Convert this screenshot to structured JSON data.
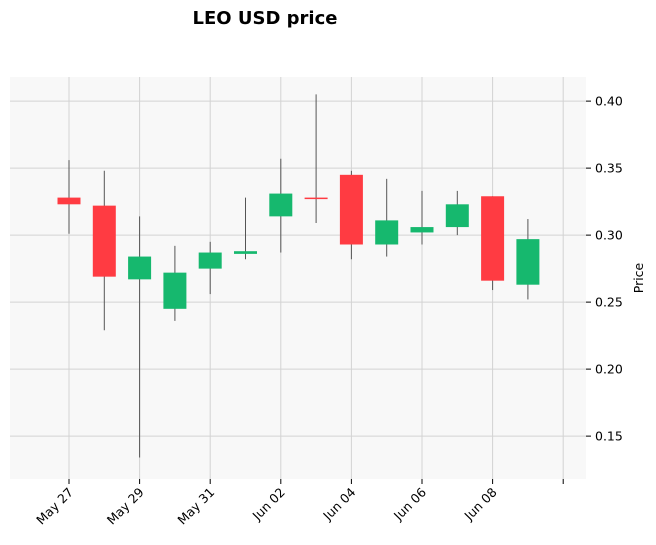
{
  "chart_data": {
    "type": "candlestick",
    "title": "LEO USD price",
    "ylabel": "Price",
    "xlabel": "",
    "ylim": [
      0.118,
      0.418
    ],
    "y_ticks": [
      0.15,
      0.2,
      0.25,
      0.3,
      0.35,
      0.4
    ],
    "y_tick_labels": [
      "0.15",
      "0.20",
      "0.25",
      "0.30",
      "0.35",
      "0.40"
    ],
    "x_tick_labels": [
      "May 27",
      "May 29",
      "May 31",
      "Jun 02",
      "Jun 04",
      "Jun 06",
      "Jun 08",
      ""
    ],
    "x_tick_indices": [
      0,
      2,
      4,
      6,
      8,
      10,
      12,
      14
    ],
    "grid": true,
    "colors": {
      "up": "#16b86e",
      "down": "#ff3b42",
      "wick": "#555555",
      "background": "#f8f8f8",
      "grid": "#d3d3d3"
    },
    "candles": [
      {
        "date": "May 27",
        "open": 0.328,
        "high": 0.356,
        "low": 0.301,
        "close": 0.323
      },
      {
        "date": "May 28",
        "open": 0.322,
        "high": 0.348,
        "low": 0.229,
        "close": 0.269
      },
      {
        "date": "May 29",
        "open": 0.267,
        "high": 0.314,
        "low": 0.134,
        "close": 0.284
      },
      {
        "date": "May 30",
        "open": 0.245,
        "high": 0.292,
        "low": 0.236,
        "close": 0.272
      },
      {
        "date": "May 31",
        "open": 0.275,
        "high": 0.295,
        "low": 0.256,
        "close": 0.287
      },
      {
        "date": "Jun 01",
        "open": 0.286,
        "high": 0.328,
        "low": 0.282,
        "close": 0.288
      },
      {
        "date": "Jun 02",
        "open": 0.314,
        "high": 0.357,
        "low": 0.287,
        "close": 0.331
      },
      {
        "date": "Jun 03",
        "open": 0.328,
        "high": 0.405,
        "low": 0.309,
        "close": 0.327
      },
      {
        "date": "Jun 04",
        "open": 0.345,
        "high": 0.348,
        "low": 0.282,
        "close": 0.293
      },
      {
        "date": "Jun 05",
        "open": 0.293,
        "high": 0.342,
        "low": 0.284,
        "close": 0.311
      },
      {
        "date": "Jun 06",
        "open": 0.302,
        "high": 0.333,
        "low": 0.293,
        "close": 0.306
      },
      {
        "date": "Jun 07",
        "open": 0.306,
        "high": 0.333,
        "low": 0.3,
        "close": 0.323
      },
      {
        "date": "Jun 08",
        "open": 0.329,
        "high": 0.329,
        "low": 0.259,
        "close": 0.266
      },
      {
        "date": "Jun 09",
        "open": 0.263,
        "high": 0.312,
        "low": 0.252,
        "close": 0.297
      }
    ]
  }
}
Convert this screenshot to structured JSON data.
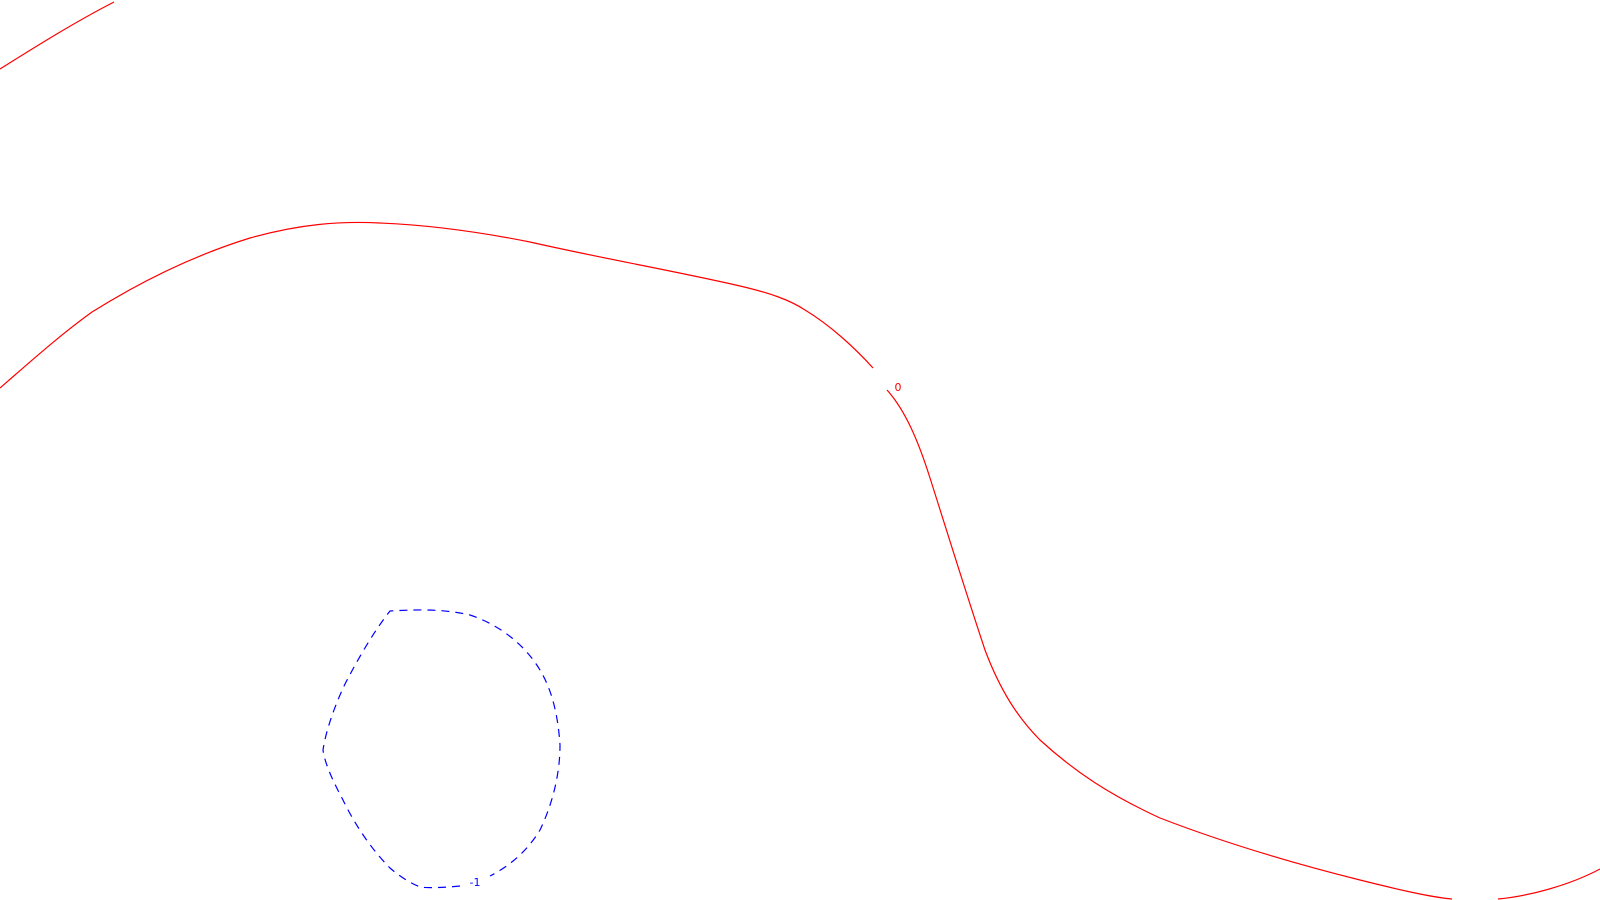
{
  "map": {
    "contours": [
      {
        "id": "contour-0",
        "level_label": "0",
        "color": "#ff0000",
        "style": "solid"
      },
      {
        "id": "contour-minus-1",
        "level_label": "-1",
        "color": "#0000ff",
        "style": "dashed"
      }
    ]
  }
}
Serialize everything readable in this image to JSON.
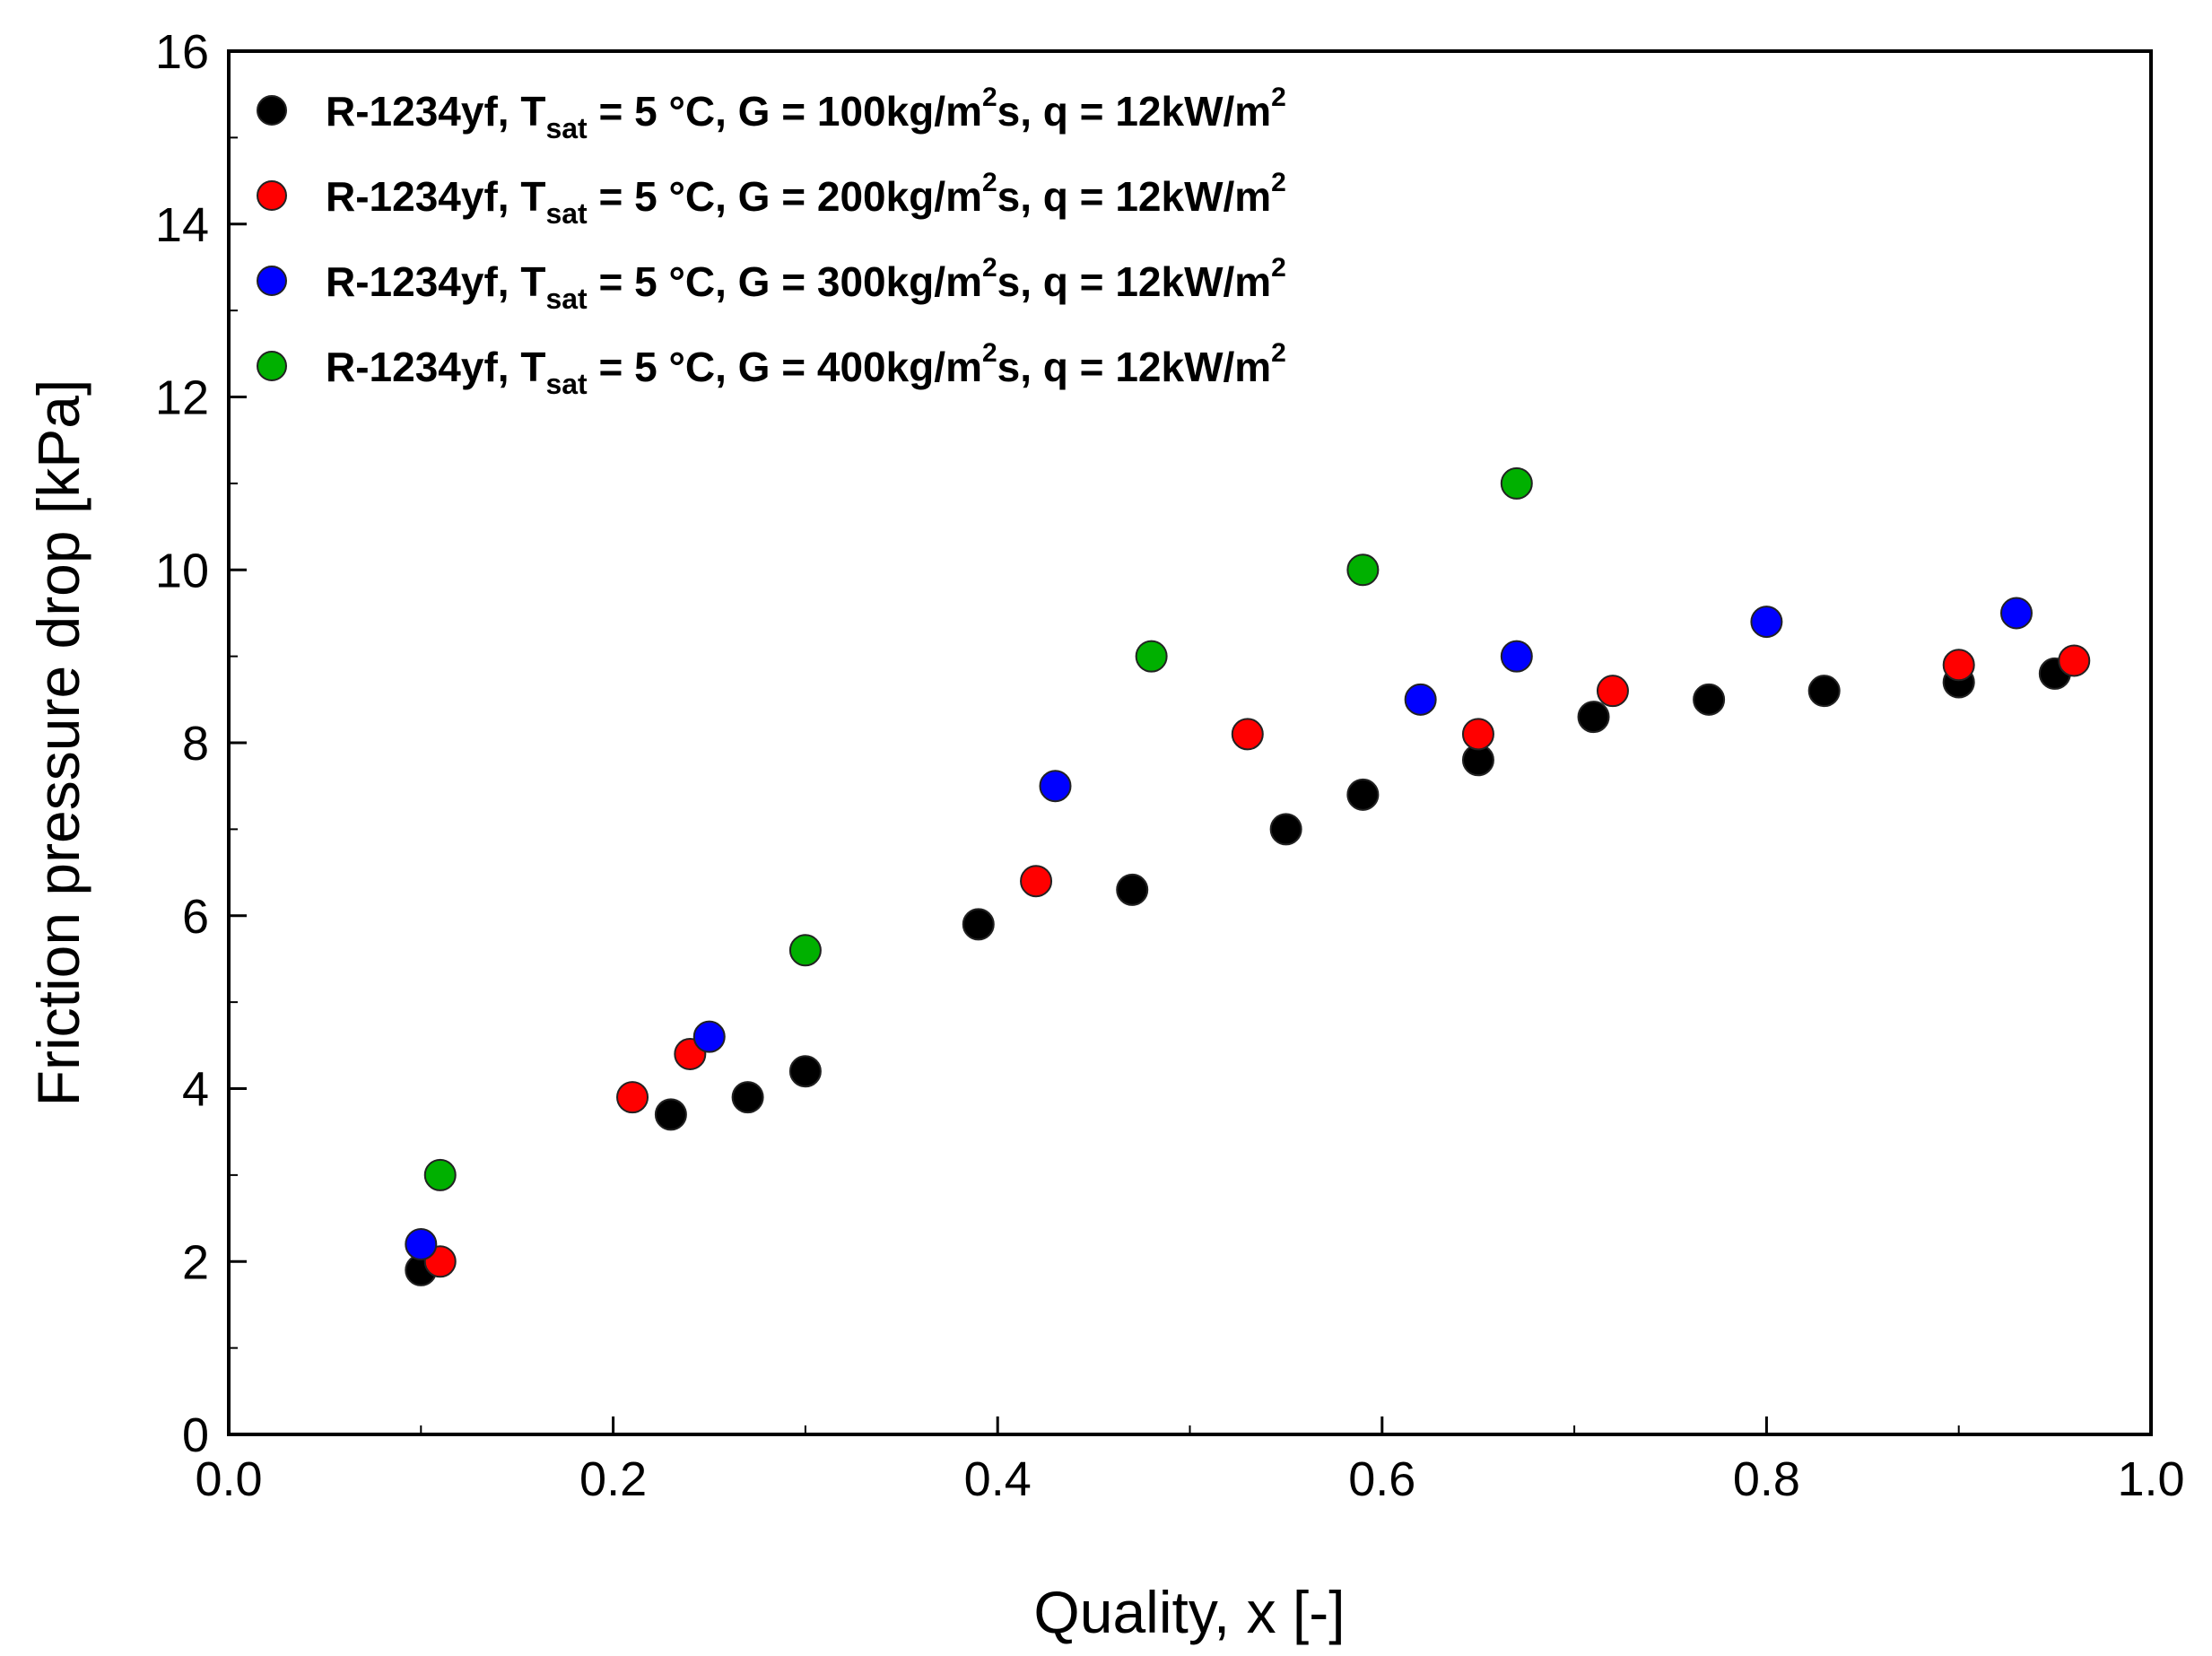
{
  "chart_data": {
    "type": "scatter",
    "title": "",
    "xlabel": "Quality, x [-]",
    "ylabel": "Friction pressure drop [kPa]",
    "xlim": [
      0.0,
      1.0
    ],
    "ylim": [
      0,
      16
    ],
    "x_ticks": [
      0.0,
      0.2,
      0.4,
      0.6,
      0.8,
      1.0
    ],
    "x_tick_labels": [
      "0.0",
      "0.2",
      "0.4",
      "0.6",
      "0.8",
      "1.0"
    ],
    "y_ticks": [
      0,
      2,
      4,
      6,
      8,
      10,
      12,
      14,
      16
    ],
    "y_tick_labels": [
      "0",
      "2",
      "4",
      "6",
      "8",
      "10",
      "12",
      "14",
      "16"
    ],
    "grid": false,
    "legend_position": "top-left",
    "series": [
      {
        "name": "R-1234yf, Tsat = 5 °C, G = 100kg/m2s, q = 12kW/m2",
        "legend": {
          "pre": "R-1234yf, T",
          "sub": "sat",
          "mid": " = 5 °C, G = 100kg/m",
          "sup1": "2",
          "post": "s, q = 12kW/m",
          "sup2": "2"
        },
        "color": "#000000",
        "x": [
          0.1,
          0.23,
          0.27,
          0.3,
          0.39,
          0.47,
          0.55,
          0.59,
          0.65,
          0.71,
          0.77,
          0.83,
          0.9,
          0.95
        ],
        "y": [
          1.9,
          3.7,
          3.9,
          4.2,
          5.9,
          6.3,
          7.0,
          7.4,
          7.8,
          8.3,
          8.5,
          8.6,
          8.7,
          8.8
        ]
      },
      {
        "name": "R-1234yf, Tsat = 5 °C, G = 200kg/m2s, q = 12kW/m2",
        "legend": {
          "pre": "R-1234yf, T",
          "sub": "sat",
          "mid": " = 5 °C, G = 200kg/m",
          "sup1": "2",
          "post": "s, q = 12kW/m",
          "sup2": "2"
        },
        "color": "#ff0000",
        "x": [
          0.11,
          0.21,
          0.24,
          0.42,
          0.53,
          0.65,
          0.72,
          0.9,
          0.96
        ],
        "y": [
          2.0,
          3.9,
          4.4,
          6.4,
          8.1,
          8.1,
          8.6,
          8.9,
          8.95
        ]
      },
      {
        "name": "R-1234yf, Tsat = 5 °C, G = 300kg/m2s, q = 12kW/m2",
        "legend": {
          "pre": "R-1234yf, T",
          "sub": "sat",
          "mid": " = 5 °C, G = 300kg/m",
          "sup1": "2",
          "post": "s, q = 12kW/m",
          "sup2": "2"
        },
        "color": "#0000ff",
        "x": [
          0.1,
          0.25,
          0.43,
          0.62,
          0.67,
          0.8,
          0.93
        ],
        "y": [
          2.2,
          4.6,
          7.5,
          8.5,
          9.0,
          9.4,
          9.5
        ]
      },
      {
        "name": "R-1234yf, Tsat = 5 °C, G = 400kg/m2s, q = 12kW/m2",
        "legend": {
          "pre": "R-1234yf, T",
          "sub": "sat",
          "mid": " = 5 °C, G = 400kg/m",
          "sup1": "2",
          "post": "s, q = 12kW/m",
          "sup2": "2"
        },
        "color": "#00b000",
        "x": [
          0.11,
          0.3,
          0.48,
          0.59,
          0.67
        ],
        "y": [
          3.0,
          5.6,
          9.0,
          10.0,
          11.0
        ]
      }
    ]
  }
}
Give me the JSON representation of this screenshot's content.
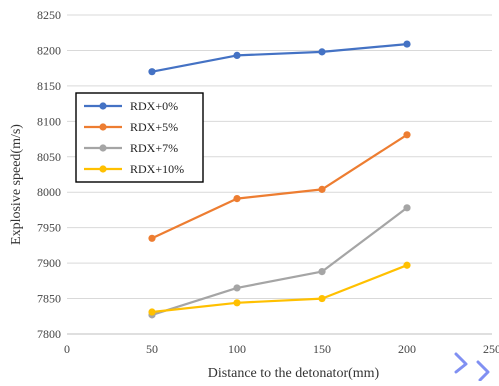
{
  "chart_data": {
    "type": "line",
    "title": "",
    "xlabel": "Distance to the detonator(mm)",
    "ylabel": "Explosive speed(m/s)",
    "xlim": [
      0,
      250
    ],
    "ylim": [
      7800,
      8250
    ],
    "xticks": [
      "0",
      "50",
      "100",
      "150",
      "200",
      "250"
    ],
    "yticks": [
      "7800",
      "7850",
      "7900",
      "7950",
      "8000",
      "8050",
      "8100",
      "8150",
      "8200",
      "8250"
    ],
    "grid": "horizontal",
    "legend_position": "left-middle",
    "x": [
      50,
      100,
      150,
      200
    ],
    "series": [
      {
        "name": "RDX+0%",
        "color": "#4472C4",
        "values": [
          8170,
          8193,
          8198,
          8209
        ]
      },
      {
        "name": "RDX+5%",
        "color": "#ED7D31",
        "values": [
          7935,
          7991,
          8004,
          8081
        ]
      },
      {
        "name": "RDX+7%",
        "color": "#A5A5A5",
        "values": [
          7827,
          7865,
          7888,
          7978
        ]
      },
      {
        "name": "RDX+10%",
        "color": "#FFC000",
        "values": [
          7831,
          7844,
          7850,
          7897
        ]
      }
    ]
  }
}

────

◆ Description of the task ◆
Using the records above, copy every line that has the word "name" in it.

◆ Full solution ◆
        "name": "R-1234yf, Tsat = 5 °C, G = 100kg/m2s, q = 12kW/m2",
        "name": "R-1234yf, Tsat = 5 °C, G = 200kg/m2s, q = 12kW/m2",
        "name": "R-1234yf, Tsat = 5 °C, G = 300kg/m2s, q = 12kW/m2",
        "name": "R-1234yf, Tsat = 5 °C, G = 400kg/m2s, q = 12kW/m2",
        "name": "RDX+0%",
        "name": "RDX+5%",
        "name": "RDX+7%",
        "name": "RDX+10%",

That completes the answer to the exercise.